[Problem details]:
Look through the data below. Pick out the lines holding the string "tuinen".

[Saved data entries]:

--------------------------------

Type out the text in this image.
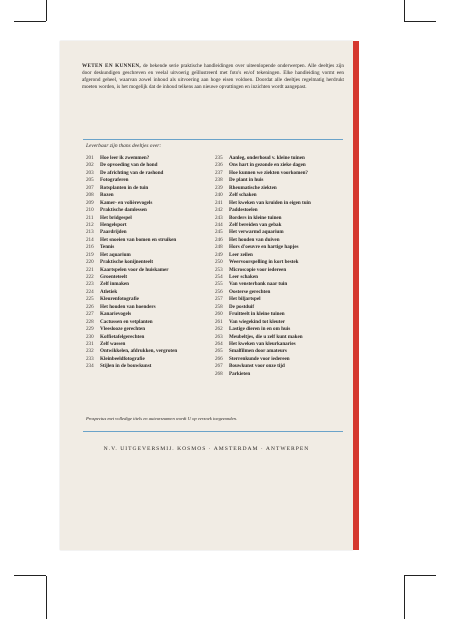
WETEN EN KUNNEN, de bekende serie praktische handleidingen over uiteenlopende onderwerpen. Alle deeltjes zijn door deskundigen geschreven en veelal uitvoerig geïllustreerd met foto's en/of tekeningen. Elke handleiding vormt een afgerond geheel, waarvan zowel inhoud als uitvoering aan hoge eisen voldoen. Doordat alle deeltjes regelmatig herdrukt moeten worden, is het mogelijk dat de inhoud telkens aan nieuwe opvattingen en inzichten wordt aangepast.
Leverbaar zijn thans deeltjes over:
201 Hoe leer ik zwemmen?
202 De opvoeding van de hond
203 De africhting van de rashond
205 Fotograferen
207 Rotsplanten in de tuin
208 Rozen
209 Kamer- en volièrevogels
210 Praktische damlessen
211 Het bridgespel
212 Hengelsport
213 Paardrijden
214 Het snoeien van bomen en struiken
216 Tennis
219 Het aquarium
220 Praktische konijnenteelt
221 Kaartspelen voor de huiskamer
222 Groenteteelt
223 Zelf inmaken
224 Atletiek
225 Kleurenfotografie
226 Het houden van hoenders
227 Kanarievogels
228 Cactussen en vetplanten
229 Vleeslooze gerechten
230 Koffietafelgerechten
231 Zelf wassen
232 Ontwikkelen, afdrukken, vergroten
233 Kleinbeeldfotografie
234 Stijlen in de bouwkunst
235 Aanleg, onderhoud v. kleine tuinen
236 Ons hart in gezonde en zieke dagen
237 Hoe kunnen we ziekten voorkomen?
238 De plant in huis
239 Rheumatische ziekten
240 Zelf schaken
241 Het kweken van kruiden in eigen tuin
242 Paddestoelen
243 Borders in kleine tuinen
244 Zelf bereiden van gebak
245 Het verwarmd aquarium
246 Het houden van duiven
248 Hors d'oeuvre en hartige hapjes
249 Leer zeilen
250 Weervoorspelling in kort bestek
253 Microscopie voor iedereen
254 Leer schaken
255 Van vensterbank naar tuin
256 Oosterse gerechten
257 Het biljartspel
258 De postduif
260 Fruitteelt in kleine tuinen
261 Van wiegekind tot kleuter
262 Lastige dieren in en om huis
263 Meubeltjes, die u zelf kunt maken
264 Het kweken van kleurkanaries
265 Smalfilmen door amateurs
266 Sterrenkunde voor iedereen
267 Bouwkunst voor onze tijd
268 Parkieten
Prospectus met volledige titels en auteursnamen wordt U op verzoek toegezonden.
N.V. UITGEVERSMIJ. KOSMOS · AMSTERDAM · ANTWERPEN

--------------------------------

[Output below]:
235 Aanleg, onderhoud v. kleine tuinen
243 Borders in kleine tuinen
260 Fruitteelt in kleine tuinen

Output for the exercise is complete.